[Exercise] Gather all lines with the word "median" in them.

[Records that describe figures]
···

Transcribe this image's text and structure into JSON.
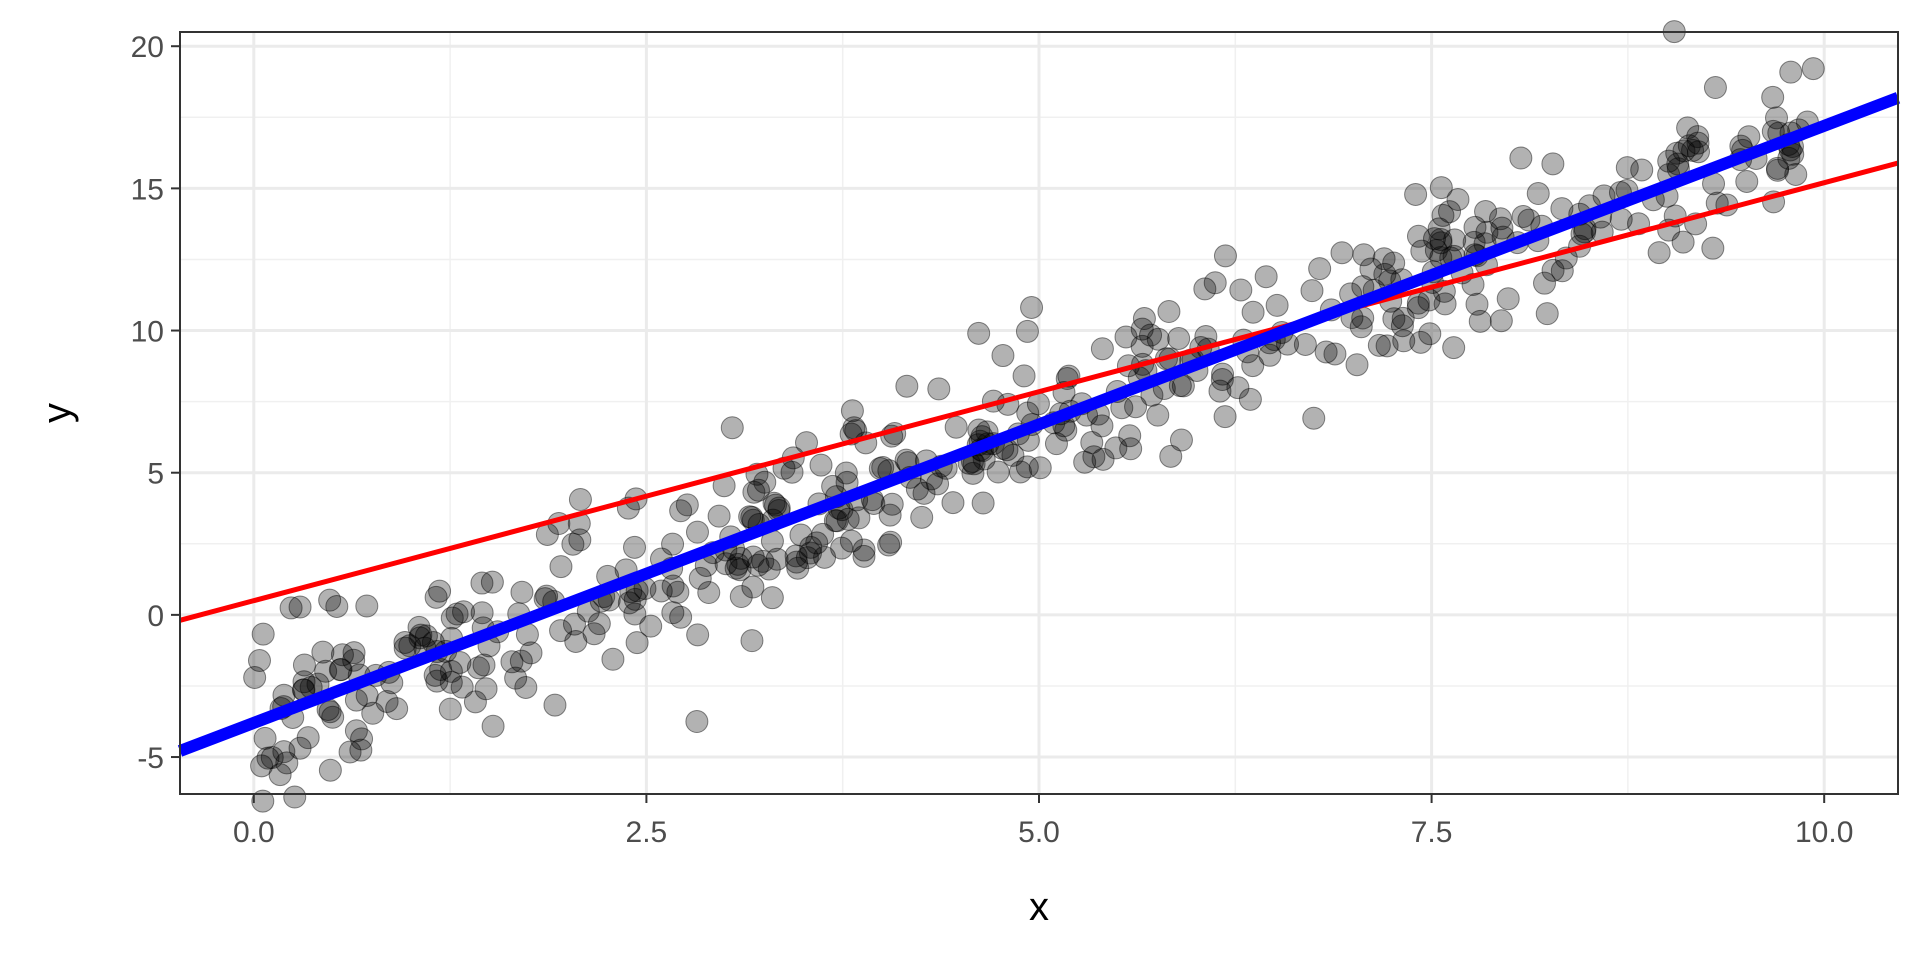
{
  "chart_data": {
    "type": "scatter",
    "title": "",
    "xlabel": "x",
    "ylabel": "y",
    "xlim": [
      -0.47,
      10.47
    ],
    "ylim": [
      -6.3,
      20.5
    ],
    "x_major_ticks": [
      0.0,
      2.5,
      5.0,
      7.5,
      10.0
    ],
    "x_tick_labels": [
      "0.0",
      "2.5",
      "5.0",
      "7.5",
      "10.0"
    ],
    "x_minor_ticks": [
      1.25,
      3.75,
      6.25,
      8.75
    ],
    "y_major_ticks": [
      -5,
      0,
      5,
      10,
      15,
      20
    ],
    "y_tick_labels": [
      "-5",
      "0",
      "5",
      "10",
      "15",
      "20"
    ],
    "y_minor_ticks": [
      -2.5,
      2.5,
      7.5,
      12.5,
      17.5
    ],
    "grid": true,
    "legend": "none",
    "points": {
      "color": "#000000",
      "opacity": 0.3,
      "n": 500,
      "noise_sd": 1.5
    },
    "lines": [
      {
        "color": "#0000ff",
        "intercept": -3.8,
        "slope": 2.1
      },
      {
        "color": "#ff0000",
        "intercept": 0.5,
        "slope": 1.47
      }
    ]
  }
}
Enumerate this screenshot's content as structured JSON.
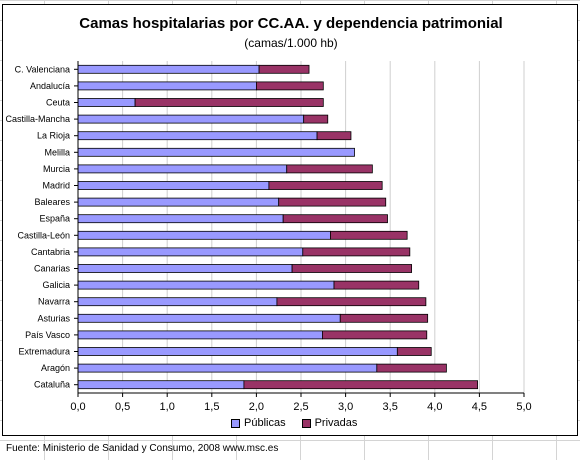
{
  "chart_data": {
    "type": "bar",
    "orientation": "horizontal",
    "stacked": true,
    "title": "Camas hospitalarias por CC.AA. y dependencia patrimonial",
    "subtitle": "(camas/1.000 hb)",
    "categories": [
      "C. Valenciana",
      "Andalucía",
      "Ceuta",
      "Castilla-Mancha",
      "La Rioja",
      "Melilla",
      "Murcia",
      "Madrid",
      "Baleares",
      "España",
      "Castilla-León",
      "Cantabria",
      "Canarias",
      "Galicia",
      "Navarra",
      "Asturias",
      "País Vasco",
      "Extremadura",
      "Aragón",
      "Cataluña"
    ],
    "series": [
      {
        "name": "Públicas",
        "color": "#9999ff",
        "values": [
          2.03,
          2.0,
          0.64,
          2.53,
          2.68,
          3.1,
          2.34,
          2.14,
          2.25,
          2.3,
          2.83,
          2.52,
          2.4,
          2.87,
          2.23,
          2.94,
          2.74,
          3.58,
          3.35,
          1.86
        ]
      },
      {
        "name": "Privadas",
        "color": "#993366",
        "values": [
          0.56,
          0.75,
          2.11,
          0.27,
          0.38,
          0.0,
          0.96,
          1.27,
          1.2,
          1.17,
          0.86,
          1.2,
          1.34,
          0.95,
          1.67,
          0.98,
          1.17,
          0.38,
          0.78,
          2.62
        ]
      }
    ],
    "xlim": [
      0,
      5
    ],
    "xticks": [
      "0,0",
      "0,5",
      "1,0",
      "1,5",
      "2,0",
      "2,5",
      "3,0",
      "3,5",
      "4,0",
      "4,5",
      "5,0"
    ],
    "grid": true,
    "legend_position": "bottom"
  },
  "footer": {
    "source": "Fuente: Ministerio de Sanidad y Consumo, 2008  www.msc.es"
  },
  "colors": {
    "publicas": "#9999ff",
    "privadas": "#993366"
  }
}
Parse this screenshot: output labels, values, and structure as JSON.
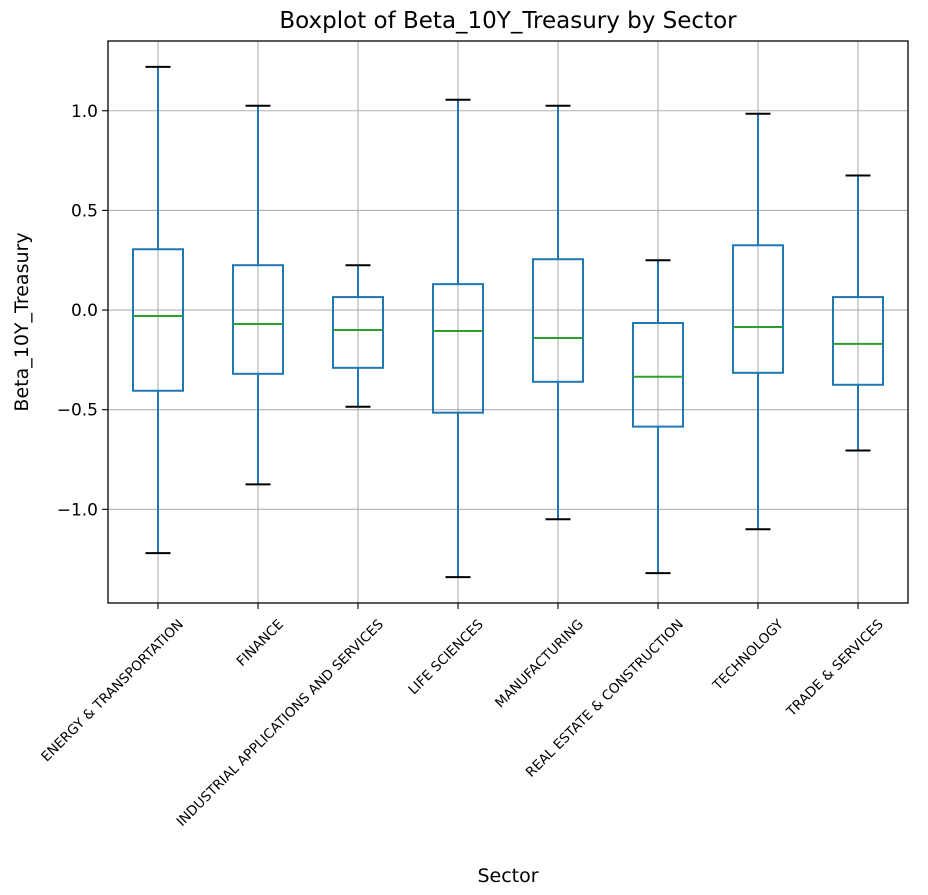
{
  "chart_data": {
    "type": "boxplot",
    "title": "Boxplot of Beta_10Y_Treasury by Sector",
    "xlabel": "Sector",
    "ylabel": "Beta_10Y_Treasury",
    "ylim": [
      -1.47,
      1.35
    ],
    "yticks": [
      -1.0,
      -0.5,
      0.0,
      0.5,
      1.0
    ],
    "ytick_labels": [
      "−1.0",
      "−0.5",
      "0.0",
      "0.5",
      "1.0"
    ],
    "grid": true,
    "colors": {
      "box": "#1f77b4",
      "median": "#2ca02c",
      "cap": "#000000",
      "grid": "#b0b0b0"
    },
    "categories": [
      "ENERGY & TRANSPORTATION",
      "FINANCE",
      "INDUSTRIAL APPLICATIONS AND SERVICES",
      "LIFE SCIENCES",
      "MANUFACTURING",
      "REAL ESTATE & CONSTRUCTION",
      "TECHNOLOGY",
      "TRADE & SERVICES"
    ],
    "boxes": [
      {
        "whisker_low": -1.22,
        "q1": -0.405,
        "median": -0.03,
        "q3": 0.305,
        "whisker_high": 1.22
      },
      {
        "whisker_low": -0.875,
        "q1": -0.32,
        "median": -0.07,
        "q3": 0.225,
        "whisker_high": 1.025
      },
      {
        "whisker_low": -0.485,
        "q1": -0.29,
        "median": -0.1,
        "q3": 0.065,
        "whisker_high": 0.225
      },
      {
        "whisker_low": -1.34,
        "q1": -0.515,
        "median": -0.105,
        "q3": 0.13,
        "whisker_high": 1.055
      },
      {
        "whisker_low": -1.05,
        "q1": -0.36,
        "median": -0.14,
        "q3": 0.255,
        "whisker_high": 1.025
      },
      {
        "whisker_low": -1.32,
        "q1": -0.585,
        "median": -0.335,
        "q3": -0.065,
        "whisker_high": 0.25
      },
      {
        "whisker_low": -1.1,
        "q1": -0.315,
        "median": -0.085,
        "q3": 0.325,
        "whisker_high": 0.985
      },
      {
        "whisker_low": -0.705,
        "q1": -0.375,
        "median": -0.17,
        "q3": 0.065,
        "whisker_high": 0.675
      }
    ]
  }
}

···

[Solution for this task]
      "median": "#2ca02c",
        "median": -0.03,
        "median": -0.07,
        "median": -0.1,
        "median": -0.105,
        "median": -0.14,
        "median": -0.335,
        "median": -0.085,
        "median": -0.17,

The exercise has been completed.